# Directions:
Find the word "context" in the data. Return every line where it appears.

--- Start ---

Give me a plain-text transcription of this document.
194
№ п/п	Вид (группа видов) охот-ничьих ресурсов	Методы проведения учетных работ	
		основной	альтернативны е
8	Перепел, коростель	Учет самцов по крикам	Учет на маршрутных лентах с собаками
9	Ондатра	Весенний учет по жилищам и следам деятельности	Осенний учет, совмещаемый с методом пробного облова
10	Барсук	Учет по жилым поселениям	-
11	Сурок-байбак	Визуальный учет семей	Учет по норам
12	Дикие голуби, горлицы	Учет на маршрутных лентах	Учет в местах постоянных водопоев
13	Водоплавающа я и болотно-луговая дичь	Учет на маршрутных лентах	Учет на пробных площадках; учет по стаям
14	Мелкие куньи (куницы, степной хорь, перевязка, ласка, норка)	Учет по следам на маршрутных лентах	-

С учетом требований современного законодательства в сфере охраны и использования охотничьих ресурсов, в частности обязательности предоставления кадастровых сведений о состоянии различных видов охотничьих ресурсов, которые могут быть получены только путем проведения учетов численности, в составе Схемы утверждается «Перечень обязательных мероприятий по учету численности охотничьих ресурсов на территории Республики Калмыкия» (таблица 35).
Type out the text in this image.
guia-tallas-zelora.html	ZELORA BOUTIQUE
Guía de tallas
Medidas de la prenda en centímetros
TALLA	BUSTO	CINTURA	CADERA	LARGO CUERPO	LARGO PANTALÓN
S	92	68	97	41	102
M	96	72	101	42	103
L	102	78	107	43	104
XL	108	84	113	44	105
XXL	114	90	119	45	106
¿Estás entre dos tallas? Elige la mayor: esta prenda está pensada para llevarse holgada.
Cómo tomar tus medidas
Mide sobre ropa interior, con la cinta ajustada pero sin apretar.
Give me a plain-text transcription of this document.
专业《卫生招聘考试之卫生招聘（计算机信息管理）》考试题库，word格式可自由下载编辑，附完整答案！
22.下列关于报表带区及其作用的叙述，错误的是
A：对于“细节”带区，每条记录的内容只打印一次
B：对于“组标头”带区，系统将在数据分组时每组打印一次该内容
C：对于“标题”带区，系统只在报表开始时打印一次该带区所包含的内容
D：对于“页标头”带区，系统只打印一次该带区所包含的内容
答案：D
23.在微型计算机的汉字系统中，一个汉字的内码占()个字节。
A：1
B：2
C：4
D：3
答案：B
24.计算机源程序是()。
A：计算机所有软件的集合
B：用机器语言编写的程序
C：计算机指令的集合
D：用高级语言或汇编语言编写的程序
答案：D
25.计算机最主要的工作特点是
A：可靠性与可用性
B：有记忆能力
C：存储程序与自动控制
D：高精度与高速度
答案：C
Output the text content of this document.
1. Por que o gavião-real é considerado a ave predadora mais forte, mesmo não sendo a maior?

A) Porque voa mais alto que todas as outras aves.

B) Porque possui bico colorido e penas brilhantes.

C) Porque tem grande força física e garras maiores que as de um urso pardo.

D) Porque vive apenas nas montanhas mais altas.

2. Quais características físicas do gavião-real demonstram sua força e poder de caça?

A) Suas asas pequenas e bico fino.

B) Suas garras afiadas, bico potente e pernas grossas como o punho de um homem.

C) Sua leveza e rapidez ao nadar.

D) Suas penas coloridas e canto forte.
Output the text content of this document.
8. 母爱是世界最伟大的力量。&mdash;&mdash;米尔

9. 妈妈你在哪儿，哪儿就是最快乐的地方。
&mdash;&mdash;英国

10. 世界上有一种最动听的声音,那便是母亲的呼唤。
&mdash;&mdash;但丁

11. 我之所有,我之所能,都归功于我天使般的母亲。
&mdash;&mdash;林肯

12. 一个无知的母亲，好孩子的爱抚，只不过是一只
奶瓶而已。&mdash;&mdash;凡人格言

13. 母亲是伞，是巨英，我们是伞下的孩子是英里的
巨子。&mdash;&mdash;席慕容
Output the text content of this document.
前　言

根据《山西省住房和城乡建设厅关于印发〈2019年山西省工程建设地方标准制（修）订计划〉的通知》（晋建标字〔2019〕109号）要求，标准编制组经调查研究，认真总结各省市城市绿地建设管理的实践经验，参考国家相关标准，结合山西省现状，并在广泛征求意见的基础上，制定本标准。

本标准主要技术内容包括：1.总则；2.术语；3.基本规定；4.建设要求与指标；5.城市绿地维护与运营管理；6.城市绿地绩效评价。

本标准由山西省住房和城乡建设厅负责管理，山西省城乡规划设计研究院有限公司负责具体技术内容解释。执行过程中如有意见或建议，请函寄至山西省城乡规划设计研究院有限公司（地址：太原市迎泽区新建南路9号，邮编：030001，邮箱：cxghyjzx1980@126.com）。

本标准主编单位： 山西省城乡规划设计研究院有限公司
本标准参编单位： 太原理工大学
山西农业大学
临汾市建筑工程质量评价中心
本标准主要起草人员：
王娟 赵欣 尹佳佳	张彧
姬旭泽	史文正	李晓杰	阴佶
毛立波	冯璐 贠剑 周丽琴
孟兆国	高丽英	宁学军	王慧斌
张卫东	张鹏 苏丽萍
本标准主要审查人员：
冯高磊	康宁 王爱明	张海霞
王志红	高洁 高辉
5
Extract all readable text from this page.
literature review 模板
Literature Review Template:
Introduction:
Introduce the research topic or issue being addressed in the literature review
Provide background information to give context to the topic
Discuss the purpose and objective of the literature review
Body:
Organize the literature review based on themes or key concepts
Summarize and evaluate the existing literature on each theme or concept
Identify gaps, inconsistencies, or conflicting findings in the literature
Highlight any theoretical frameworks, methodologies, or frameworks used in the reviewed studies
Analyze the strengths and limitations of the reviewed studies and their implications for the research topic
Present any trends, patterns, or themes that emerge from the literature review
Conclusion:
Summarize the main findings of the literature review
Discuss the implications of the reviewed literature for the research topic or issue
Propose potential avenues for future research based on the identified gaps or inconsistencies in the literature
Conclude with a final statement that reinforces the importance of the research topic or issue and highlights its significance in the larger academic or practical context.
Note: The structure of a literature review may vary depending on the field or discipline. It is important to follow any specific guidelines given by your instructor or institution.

--- End ---

# Exercise response:
Provide background information to give context to the topic
Conclude with a final statement that reinforces the importance of the research topic or issue and highlights its significance in the larger academic or practical context.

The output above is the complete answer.